▸ **Source material**:
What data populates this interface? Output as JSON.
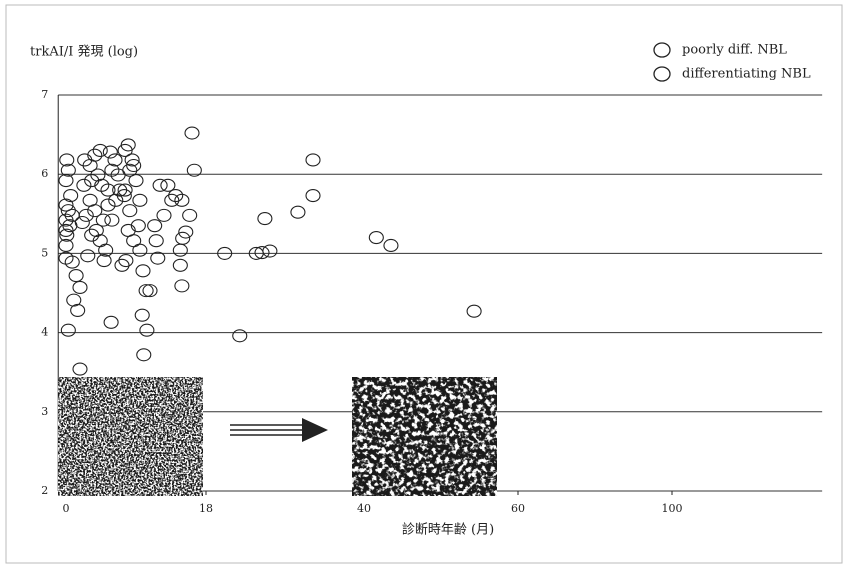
{
  "chart_data": {
    "type": "scatter",
    "y_label": "trkAI/I 発現 (log)",
    "x_label": "診断時年齢 (月)",
    "xlim": [
      -1,
      139
    ],
    "xticks": [
      0,
      18,
      40,
      60,
      100
    ],
    "ylim": [
      2,
      7
    ],
    "yticks": [
      2,
      3,
      4,
      5,
      6,
      7
    ],
    "grid": true,
    "legend": "top-right",
    "series": [
      {
        "name": "poorly  diff. NBL",
        "color": "#222",
        "x": [
          0.1,
          0.3,
          0,
          0.6,
          0,
          0.3,
          0.8,
          0,
          0.5,
          0,
          0.1,
          0,
          0,
          0.8,
          1.3,
          1.0,
          1.5,
          0.3,
          1.8,
          1.8,
          2.1,
          2.6,
          2.3,
          2.4,
          3.1,
          3.3,
          3.1,
          3.7,
          4.4,
          4.1,
          4.6,
          3.7,
          3.3,
          2.8,
          3.9,
          4.4,
          4.9,
          5.1,
          5.4,
          5.7,
          5.9,
          5.4,
          4.8,
          6.3,
          6.7,
          6.9,
          6.4,
          5.9,
          7.6,
          8.0,
          8.2,
          8.5,
          7.6,
          8.2,
          8.0,
          7.7,
          7.2,
          5.8,
          8.7,
          9.0,
          9.5,
          9.3,
          8.7,
          9.5,
          7.5,
          9.9,
          10.3,
          10.8,
          9.8,
          10.0,
          10.4,
          11.4,
          11.6,
          11.8,
          12.1,
          12.6,
          13.1,
          13.6,
          14.1,
          14.7,
          14.7,
          14.9,
          15.0,
          15.4,
          14.9,
          15.9,
          16.2,
          16.5,
          20.6,
          22.7,
          25.0,
          25.8,
          26.2,
          26.9,
          30.8,
          32.9,
          32.9,
          41.6,
          43.5,
          54.3
        ],
        "values": [
          6.18,
          6.05,
          5.92,
          5.73,
          5.61,
          5.54,
          5.48,
          5.42,
          5.35,
          5.29,
          5.23,
          5.1,
          4.94,
          4.89,
          4.72,
          4.41,
          4.28,
          4.03,
          4.57,
          3.54,
          5.39,
          5.48,
          5.86,
          6.18,
          6.11,
          5.92,
          5.67,
          6.24,
          6.3,
          5.99,
          5.86,
          5.54,
          5.23,
          4.97,
          5.29,
          5.16,
          4.91,
          5.04,
          5.8,
          6.28,
          6.05,
          5.61,
          5.42,
          6.18,
          5.99,
          5.8,
          5.67,
          5.42,
          6.3,
          6.37,
          6.05,
          6.18,
          5.8,
          5.54,
          5.29,
          4.91,
          4.85,
          4.13,
          6.11,
          5.92,
          5.67,
          5.35,
          5.16,
          5.04,
          5.73,
          4.78,
          4.53,
          4.53,
          4.22,
          3.72,
          4.03,
          5.35,
          5.16,
          4.94,
          5.86,
          5.48,
          5.86,
          5.67,
          5.73,
          5.04,
          4.85,
          4.59,
          5.19,
          5.27,
          5.67,
          5.48,
          6.52,
          6.05,
          5.0,
          3.96,
          5.0,
          5.01,
          5.44,
          5.03,
          5.52,
          6.18,
          5.73,
          5.2,
          5.1,
          4.27
        ]
      },
      {
        "name": "differentiating NBL",
        "color": "#222",
        "x": [],
        "values": []
      }
    ]
  }
}
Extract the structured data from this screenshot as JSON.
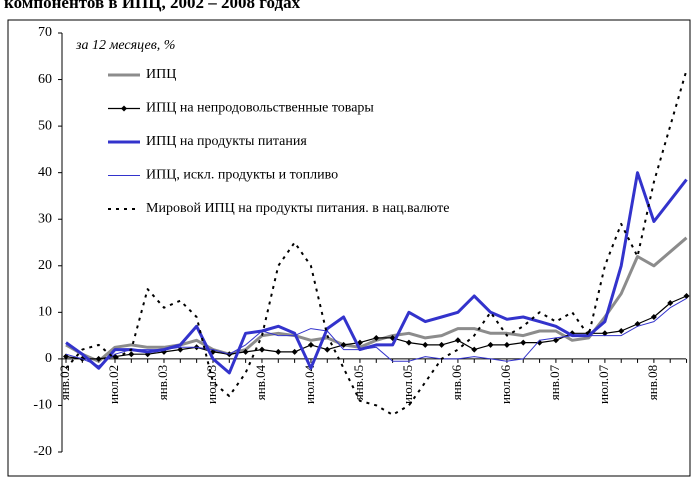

▸ **Task goal**: Report back each line of the entries that holds the string "this".

▸ **The solution**:
What data populates this interface? Output as JSON.
Extract the structured data from this screenshot as JSON.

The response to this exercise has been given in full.